(Records contained in a dataset)
-- -- --
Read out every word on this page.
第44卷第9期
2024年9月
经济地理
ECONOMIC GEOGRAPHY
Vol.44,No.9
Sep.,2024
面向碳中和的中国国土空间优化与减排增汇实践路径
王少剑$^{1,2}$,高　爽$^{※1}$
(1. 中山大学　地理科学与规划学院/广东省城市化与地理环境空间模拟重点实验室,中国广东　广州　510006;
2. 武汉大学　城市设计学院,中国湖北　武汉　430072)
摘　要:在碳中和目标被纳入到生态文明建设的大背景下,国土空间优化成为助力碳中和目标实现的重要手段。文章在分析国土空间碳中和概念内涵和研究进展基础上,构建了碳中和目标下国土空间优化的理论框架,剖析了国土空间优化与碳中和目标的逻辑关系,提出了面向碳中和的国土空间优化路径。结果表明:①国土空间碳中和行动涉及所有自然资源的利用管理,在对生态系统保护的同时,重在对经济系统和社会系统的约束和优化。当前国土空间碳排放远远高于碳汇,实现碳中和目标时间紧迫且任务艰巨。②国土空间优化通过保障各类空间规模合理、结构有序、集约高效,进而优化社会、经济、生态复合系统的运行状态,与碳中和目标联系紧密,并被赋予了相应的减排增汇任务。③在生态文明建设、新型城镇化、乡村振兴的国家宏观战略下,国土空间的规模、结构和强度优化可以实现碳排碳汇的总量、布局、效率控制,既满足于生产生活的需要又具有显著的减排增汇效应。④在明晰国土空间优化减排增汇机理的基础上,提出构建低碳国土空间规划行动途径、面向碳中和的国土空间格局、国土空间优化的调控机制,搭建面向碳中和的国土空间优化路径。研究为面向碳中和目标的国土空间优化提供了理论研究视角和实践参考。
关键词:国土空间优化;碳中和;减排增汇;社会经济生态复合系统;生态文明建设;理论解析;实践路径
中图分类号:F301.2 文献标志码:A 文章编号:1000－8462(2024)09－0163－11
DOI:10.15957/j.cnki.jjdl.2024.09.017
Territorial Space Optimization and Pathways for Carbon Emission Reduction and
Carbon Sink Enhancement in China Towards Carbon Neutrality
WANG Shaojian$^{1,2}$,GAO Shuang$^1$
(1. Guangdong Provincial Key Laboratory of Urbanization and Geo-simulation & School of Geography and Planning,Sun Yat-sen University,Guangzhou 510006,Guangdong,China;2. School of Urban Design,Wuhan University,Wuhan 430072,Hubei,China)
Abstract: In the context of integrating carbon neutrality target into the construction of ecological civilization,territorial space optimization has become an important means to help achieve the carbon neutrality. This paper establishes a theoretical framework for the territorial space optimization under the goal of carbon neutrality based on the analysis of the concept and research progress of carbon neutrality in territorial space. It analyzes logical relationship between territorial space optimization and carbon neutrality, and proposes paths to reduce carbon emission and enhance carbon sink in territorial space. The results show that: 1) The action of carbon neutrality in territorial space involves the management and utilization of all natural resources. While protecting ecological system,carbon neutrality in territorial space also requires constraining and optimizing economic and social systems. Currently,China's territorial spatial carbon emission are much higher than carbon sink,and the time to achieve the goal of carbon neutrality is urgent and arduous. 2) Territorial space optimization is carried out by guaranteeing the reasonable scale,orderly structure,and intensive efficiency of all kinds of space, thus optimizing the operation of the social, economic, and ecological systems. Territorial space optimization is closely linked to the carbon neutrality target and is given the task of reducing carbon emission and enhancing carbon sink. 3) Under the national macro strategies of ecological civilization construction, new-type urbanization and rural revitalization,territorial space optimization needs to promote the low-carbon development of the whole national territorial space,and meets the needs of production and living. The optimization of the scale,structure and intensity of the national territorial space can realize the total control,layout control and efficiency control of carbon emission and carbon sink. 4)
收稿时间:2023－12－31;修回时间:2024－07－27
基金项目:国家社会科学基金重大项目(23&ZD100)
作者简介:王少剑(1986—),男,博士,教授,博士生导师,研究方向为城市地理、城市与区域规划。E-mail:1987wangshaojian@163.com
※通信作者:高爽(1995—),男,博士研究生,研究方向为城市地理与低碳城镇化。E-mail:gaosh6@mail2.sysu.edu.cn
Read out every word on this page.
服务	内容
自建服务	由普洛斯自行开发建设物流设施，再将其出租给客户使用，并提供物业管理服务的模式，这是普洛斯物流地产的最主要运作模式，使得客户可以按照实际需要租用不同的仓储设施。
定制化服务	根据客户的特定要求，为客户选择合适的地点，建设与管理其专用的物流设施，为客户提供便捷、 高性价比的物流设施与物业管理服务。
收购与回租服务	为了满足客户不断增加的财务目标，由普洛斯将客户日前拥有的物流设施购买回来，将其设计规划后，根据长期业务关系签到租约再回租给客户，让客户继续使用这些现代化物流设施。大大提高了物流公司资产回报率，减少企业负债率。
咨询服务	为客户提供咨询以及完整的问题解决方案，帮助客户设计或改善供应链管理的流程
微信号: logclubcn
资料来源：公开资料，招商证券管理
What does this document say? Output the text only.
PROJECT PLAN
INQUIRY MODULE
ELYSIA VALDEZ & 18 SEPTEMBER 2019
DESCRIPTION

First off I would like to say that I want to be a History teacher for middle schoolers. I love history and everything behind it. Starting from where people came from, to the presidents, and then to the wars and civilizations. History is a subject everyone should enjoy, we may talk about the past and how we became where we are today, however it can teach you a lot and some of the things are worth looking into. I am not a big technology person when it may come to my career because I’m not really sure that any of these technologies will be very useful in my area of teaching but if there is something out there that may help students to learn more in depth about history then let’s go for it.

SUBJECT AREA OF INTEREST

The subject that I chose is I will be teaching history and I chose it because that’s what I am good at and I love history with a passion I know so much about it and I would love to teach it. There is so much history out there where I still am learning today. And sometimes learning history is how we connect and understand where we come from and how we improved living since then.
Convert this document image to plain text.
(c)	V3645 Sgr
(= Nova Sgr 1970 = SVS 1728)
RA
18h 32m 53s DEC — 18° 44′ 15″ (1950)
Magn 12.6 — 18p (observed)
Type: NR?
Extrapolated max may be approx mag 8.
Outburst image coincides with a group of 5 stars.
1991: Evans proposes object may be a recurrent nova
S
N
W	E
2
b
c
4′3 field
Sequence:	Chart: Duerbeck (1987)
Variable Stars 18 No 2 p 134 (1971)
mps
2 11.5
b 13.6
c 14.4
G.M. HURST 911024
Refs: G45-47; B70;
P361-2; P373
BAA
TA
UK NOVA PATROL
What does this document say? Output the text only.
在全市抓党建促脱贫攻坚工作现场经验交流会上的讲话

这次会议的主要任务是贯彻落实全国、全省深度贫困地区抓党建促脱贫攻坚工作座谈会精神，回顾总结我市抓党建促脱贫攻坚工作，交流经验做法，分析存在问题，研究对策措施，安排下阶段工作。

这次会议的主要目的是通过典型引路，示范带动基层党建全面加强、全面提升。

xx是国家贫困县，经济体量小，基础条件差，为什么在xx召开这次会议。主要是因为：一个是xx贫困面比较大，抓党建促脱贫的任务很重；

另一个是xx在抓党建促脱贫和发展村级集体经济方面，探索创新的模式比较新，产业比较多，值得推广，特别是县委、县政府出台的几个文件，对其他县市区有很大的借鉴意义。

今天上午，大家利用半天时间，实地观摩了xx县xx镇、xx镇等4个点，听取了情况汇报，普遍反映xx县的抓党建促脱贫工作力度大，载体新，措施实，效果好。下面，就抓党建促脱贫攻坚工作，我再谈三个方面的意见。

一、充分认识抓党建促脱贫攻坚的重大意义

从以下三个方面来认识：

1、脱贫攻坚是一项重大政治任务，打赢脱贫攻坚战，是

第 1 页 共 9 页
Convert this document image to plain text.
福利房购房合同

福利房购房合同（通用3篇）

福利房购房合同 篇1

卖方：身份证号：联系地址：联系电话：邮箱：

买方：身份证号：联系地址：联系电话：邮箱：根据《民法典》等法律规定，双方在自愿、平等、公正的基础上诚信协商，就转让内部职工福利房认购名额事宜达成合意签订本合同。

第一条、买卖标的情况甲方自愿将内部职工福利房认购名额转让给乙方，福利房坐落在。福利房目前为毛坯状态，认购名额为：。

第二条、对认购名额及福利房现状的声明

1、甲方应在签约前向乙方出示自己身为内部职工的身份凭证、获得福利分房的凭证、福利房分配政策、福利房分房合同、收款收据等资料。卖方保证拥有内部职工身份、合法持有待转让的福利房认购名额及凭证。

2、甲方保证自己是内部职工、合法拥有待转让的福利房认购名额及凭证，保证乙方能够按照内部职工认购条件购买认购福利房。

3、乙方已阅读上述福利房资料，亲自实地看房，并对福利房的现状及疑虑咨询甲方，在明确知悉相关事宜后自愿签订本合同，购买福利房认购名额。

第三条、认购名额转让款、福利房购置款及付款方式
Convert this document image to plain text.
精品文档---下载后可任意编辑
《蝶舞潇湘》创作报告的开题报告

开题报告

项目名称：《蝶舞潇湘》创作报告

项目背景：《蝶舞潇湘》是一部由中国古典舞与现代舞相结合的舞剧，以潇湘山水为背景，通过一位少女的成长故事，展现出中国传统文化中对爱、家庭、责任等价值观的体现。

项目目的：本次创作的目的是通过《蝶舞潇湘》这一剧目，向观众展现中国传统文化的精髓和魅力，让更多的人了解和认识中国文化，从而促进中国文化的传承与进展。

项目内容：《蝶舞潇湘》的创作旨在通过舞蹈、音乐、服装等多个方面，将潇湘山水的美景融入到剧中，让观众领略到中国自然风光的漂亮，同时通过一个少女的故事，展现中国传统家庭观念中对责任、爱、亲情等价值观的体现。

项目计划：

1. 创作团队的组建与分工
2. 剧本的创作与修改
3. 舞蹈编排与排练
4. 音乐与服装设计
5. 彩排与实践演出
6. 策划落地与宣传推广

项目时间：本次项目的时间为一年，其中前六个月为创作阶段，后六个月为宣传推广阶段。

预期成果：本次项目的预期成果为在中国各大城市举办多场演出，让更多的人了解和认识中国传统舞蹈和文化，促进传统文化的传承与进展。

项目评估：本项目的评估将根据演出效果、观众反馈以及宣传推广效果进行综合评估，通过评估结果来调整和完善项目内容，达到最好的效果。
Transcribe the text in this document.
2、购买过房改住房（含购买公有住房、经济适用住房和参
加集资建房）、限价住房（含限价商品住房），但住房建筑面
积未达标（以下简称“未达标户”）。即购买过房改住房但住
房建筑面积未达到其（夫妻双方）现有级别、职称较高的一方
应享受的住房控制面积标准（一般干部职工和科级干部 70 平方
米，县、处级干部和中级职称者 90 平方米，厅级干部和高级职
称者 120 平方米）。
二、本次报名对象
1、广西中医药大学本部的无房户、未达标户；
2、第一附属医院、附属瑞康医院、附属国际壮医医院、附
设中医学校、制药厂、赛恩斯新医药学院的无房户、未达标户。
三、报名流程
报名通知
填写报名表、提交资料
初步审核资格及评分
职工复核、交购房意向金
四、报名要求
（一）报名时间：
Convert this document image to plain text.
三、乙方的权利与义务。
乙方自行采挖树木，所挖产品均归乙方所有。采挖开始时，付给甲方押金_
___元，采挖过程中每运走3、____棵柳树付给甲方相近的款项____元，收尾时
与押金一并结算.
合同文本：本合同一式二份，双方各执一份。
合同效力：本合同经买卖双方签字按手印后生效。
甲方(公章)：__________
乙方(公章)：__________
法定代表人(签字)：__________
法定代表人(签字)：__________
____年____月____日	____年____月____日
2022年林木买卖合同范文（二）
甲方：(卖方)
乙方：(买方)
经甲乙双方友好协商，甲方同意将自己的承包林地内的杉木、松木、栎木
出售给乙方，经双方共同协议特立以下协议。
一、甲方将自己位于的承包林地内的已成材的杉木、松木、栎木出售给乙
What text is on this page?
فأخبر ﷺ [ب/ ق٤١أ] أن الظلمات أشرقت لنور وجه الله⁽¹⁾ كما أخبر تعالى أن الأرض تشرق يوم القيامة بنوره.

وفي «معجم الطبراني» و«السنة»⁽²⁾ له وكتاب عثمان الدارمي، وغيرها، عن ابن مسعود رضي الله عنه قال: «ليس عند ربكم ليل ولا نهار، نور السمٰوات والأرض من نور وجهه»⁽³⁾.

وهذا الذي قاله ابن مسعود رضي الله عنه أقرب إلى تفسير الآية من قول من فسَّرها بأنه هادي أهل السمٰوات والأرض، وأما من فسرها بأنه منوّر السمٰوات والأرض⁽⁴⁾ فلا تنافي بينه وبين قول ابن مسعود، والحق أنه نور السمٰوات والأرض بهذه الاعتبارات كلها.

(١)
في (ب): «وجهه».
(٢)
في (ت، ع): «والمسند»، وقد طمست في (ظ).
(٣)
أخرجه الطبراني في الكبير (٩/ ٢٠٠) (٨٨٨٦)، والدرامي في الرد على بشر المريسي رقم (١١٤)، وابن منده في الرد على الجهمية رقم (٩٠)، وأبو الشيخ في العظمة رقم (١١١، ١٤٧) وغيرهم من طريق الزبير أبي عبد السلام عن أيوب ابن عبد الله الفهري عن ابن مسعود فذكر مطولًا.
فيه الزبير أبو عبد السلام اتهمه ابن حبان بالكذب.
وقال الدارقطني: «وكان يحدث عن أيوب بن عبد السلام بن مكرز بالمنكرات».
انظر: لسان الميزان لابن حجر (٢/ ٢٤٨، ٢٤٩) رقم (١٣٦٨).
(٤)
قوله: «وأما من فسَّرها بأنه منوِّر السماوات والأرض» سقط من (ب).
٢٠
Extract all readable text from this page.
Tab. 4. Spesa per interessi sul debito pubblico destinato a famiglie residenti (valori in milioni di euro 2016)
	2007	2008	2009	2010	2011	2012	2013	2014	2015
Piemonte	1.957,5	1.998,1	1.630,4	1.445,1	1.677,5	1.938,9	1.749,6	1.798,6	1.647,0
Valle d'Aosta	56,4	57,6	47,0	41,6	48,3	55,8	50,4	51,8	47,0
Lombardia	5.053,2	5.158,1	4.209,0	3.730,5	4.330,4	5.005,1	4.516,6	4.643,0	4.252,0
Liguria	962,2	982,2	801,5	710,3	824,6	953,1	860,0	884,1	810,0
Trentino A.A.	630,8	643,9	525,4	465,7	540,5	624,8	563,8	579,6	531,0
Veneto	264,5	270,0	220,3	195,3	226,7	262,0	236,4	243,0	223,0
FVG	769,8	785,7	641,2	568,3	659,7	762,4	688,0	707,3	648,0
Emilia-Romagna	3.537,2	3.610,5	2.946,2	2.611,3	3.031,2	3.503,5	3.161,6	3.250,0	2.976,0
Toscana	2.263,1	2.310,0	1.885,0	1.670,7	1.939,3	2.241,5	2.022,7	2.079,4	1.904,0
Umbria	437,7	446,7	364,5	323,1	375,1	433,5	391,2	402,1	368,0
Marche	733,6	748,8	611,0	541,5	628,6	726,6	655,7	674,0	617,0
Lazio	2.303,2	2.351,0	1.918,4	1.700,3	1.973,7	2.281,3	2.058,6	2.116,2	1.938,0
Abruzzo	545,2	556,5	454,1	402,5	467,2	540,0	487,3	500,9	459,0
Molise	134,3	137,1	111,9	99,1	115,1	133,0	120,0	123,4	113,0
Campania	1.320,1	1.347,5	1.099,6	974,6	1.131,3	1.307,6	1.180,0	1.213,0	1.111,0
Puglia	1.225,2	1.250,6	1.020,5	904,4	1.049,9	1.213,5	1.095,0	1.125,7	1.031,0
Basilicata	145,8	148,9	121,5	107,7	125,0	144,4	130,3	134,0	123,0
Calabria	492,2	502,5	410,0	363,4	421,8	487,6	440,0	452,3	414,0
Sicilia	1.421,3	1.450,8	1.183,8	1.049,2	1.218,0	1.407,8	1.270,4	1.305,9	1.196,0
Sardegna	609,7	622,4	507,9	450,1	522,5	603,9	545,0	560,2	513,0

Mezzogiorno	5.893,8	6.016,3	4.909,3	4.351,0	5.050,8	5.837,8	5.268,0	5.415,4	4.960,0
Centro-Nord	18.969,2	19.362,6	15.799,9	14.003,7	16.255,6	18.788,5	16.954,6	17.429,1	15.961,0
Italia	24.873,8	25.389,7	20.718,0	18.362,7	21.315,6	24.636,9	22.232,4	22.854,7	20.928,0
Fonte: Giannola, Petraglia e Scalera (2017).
-- -- --
Copy out each line of the data containing the string "联系电话".

卖方：身份证号：联系地址：联系电话：邮箱：
买方：身份证号：联系地址：联系电话：邮箱：根据《民法典》等法律规定，双方在自愿、平等、公正的基础上诚信协商，就转让内部职工福利房认购名额事宜达成合意签订本合同。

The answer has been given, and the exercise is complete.